**Short exercise:** Provide the number of lines where the word "this" occurs, and no other text.
---+---
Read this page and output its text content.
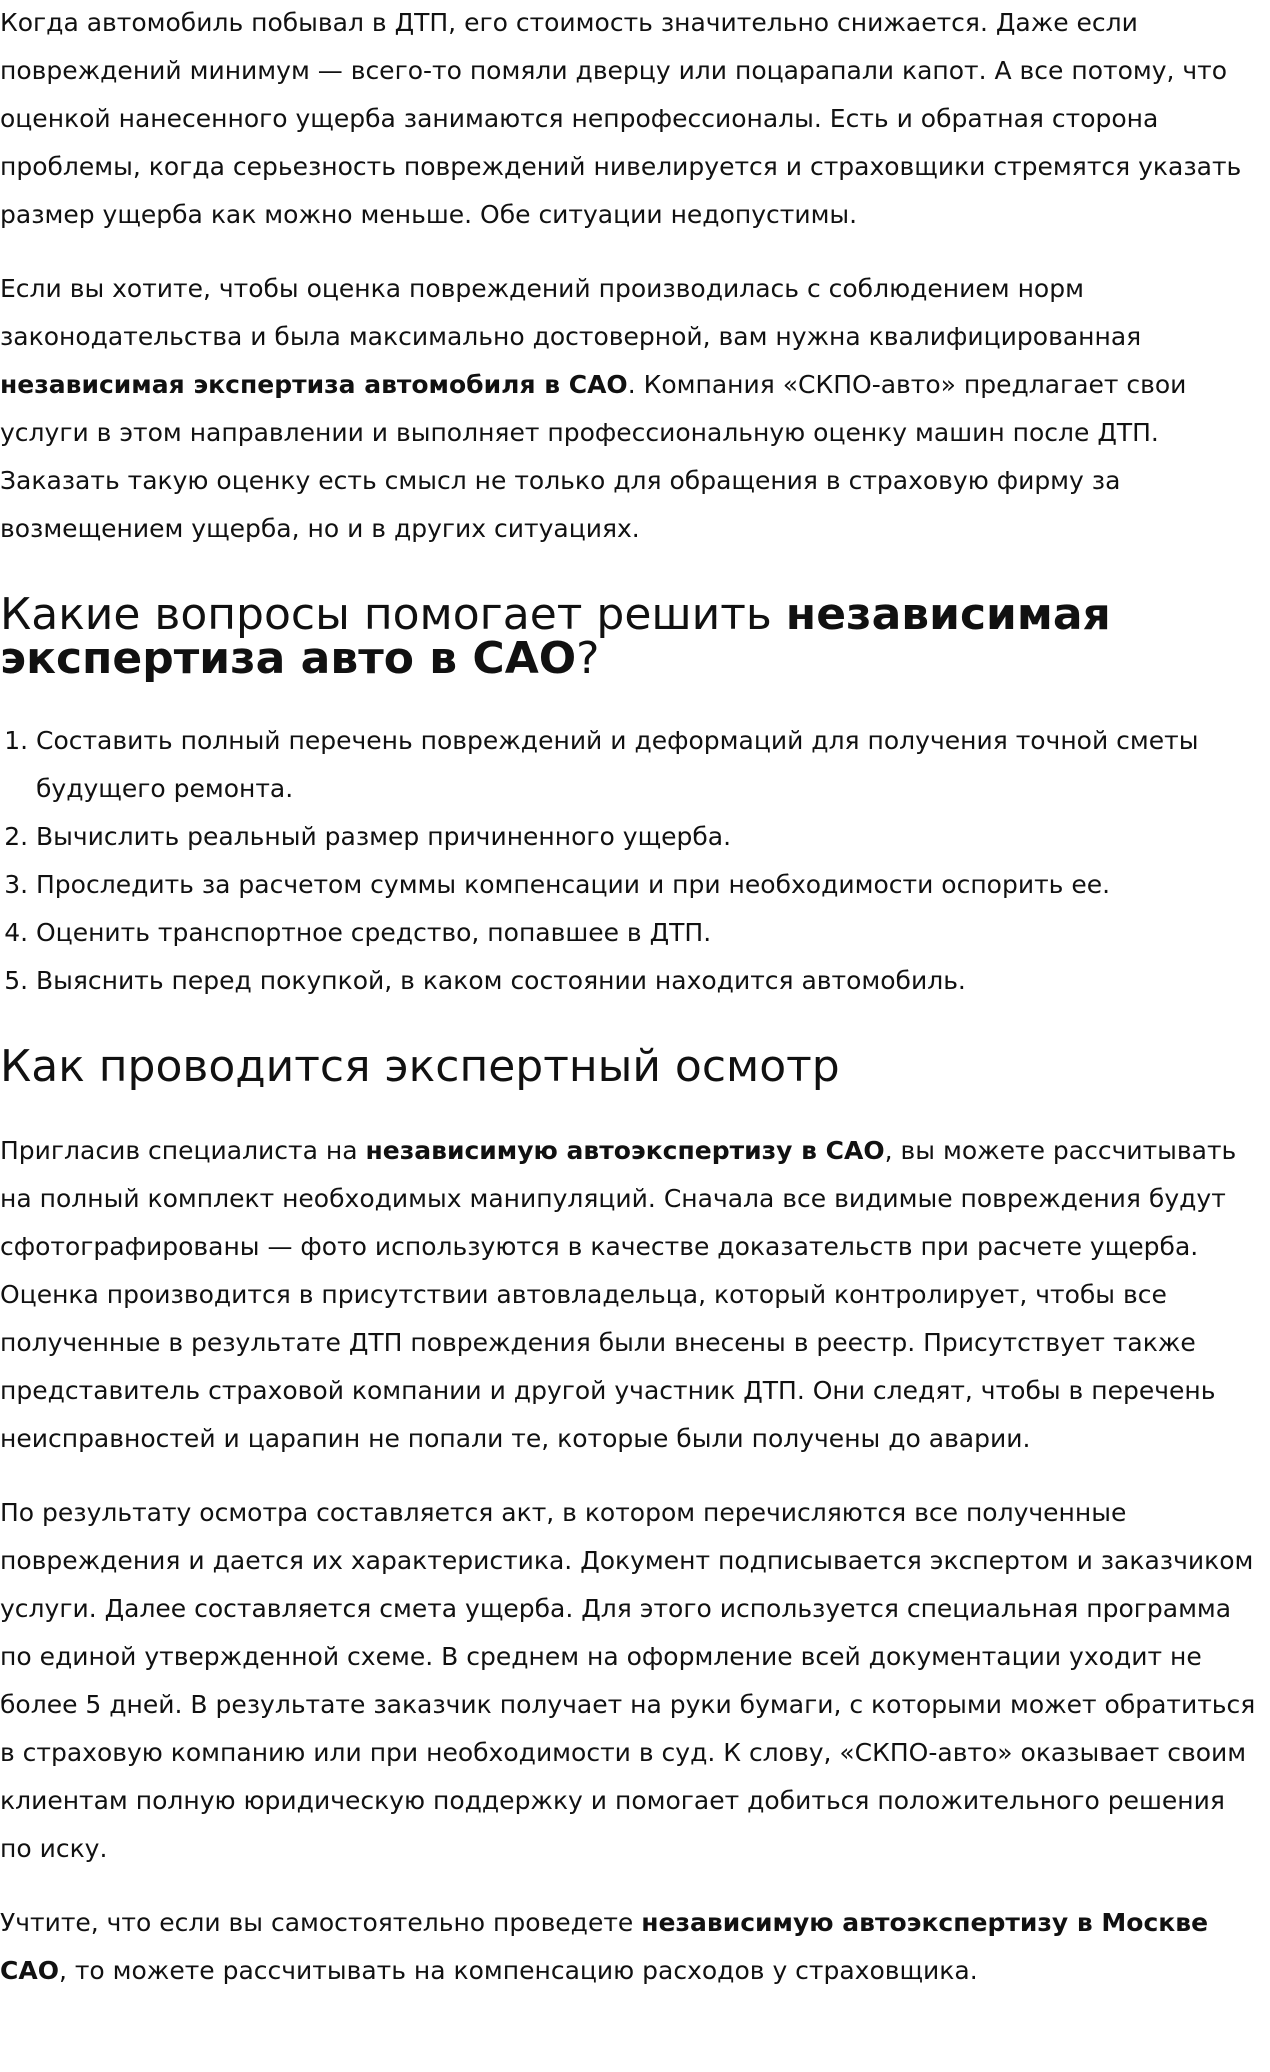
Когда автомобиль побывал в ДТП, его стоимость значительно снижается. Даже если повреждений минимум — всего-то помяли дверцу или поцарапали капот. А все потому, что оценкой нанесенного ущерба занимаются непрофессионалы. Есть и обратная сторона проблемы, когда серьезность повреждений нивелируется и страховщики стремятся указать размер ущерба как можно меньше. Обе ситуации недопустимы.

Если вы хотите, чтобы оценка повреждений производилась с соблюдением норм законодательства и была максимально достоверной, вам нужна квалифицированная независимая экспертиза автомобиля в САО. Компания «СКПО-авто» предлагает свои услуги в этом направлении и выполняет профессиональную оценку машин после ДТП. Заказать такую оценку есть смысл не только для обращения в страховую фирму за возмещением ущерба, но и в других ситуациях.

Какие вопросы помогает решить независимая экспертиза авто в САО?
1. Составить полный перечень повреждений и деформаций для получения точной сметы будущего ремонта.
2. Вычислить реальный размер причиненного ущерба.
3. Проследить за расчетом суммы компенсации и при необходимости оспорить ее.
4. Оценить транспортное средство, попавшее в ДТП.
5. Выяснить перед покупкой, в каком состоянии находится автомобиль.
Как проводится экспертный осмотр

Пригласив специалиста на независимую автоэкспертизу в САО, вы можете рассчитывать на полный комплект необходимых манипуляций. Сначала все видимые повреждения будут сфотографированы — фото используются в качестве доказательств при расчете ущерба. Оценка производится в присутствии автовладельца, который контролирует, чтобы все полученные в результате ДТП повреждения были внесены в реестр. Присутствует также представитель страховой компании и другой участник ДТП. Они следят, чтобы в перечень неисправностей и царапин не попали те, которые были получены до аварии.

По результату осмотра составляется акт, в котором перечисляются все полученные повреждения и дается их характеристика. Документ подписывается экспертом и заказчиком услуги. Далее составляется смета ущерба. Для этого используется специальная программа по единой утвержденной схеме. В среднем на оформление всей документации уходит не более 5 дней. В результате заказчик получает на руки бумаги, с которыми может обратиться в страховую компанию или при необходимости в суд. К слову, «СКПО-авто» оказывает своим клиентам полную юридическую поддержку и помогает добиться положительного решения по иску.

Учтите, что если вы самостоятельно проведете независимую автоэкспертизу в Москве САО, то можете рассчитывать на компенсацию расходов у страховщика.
---+---
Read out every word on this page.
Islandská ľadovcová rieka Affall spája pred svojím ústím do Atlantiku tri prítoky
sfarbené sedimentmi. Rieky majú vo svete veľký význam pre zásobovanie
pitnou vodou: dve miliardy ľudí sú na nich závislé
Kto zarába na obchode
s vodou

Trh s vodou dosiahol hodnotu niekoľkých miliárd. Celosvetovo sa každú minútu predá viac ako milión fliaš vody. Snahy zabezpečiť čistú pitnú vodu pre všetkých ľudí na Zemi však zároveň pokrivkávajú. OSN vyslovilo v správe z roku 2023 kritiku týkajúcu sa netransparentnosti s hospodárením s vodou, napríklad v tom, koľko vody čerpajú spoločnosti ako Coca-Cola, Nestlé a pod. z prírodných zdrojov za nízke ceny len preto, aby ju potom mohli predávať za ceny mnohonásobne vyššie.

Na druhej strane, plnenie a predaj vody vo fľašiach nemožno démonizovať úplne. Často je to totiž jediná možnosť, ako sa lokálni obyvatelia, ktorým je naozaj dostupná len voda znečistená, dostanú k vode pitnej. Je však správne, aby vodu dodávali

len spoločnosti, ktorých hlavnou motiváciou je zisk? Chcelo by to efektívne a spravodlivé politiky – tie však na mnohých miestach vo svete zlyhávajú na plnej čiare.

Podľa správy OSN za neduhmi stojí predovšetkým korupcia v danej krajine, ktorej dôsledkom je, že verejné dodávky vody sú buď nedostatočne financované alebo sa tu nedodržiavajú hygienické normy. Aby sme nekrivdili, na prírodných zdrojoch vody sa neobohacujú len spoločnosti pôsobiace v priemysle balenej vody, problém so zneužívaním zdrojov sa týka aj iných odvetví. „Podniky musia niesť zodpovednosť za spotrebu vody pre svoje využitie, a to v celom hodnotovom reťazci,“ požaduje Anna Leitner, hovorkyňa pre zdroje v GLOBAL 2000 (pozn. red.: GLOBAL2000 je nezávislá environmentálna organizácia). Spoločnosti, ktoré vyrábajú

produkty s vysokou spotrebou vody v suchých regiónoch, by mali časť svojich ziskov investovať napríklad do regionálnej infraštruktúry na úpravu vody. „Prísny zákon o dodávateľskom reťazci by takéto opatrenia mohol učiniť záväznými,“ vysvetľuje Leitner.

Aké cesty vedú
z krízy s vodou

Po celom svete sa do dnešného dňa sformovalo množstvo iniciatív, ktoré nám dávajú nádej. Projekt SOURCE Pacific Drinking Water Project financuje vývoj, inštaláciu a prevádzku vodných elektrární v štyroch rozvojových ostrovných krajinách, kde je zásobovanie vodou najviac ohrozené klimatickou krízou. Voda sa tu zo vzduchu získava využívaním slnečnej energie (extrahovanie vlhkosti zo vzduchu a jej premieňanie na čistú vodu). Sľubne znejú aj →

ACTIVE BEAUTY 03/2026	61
---+---
**Full answer:** 2